Goal: Rewrite the material from its first line through the line containing "series-line-2018 [63,167,534,370]", changing every "series-line" to "data-line" and leaving everything else in those lines unchanged.
## Begin
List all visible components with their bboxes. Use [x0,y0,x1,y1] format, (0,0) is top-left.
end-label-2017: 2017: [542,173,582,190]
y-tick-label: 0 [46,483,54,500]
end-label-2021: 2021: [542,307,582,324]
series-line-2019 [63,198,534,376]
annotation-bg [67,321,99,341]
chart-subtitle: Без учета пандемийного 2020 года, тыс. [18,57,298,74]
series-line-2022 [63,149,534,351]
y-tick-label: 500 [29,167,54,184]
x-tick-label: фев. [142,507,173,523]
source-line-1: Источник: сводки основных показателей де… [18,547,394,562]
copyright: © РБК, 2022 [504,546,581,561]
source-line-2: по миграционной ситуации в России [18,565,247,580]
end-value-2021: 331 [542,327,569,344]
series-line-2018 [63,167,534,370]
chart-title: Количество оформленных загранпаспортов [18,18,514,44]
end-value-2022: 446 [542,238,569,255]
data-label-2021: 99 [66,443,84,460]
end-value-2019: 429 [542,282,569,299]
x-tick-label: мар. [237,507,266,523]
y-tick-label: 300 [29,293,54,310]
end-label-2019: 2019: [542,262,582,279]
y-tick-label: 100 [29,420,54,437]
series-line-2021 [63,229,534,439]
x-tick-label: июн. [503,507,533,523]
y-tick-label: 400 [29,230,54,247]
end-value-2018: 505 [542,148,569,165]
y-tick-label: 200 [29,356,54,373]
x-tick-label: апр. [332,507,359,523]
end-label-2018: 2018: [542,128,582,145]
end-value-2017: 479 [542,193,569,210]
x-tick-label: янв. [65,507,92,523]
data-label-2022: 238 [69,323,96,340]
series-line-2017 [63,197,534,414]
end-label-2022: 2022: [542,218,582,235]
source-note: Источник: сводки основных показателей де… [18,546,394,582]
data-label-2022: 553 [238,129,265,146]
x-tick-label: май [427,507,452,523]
## End
Result:
List all visible components with their bboxes. Use [x0,y0,x1,y1] format, (0,0) is top-left.
end-label-2017: 2017: [542,173,582,190]
y-tick-label: 0 [46,483,54,500]
end-label-2021: 2021: [542,307,582,324]
data-line-2019 [63,198,534,376]
annotation-bg [67,321,99,341]
chart-subtitle: Без учета пандемийного 2020 года, тыс. [18,57,298,74]
data-line-2022 [63,149,534,351]
y-tick-label: 500 [29,167,54,184]
x-tick-label: фев. [142,507,173,523]
source-line-1: Источник: сводки основных показателей де… [18,547,394,562]
copyright: © РБК, 2022 [504,546,581,561]
source-line-2: по миграционной ситуации в России [18,565,247,580]
end-value-2021: 331 [542,327,569,344]
data-line-2018 [63,167,534,370]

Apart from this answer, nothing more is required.